■ DO THIS: Check every line below for the word "color" and copy the ones that have it.

■ ROWS:
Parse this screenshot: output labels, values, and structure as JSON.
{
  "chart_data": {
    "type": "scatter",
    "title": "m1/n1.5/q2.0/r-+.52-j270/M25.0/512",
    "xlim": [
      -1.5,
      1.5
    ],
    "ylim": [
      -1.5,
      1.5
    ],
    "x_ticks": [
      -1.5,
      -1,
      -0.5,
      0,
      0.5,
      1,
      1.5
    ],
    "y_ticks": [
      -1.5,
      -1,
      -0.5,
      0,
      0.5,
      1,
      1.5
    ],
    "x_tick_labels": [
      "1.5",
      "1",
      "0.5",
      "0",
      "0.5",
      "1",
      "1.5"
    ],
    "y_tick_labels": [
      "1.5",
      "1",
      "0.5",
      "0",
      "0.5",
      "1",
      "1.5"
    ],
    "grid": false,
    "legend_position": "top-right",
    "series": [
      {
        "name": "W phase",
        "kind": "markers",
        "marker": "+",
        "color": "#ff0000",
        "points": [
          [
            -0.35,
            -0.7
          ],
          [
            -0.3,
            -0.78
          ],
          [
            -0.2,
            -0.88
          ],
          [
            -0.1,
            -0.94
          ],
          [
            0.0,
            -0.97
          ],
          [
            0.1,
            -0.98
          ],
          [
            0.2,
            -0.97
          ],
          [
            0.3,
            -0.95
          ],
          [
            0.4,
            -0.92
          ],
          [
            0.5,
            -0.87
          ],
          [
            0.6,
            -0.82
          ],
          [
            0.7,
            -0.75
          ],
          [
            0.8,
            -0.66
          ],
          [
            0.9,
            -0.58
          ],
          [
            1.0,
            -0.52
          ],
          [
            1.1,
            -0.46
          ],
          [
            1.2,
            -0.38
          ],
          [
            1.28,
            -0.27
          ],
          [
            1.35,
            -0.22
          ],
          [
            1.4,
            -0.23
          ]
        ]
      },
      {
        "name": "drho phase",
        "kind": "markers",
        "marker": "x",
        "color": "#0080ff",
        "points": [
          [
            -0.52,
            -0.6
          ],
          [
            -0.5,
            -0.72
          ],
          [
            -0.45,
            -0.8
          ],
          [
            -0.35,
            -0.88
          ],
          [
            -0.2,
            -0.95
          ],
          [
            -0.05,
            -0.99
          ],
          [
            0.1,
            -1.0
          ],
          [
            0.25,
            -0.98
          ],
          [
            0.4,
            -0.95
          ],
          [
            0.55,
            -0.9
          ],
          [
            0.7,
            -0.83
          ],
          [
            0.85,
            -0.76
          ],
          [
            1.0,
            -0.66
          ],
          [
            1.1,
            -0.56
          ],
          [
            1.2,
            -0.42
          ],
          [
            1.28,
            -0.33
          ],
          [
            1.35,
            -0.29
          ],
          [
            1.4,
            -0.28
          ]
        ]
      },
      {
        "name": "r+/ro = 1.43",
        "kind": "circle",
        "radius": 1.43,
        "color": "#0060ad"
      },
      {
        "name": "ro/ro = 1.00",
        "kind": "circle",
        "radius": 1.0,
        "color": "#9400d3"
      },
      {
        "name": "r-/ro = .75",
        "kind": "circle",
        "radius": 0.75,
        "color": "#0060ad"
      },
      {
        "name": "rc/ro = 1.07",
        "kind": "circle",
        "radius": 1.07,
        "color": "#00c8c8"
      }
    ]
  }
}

■ EXERCISE RESULT:
        "color": "#ff0000",
        "color": "#0080ff",
        "color": "#0060ad"
        "color": "#9400d3"
        "color": "#0060ad"
        "color": "#00c8c8"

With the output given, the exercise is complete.